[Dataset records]
►

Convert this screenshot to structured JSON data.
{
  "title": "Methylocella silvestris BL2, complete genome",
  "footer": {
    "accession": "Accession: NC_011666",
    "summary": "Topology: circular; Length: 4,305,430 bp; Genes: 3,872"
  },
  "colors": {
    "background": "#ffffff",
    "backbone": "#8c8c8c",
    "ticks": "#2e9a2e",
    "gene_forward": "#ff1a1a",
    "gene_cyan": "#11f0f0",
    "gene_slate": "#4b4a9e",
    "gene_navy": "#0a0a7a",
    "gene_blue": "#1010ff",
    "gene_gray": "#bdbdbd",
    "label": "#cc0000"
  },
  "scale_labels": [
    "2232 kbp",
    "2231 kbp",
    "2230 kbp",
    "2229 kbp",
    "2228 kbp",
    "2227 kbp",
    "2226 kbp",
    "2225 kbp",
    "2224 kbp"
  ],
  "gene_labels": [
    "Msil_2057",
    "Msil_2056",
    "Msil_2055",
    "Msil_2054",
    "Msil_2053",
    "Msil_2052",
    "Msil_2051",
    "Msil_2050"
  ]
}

◄

» **Aim of the exercise**:
Each line above should be copied exactly, with no line missing.

» **Task response**:
Convert this screenshot to structured JSON data.
{
  "title": "Methylocella silvestris BL2, complete genome",
  "footer": {
    "accession": "Accession: NC_011666",
    "summary": "Topology: circular; Length: 4,305,430 bp; Genes: 3,872"
  },
  "colors": {
    "background": "#ffffff",
    "backbone": "#8c8c8c",
    "ticks": "#2e9a2e",
    "gene_forward": "#ff1a1a",
    "gene_cyan": "#11f0f0",
    "gene_slate": "#4b4a9e",
    "gene_navy": "#0a0a7a",
    "gene_blue": "#1010ff",
    "gene_gray": "#bdbdbd",
    "label": "#cc0000"
  },
  "scale_labels": [
    "2232 kbp",
    "2231 kbp",
    "2230 kbp",
    "2229 kbp",
    "2228 kbp",
    "2227 kbp",
    "2226 kbp",
    "2225 kbp",
    "2224 kbp"
  ],
  "gene_labels": [
    "Msil_2057",
    "Msil_2056",
    "Msil_2055",
    "Msil_2054",
    "Msil_2053",
    "Msil_2052",
    "Msil_2051",
    "Msil_2050"
  ]
}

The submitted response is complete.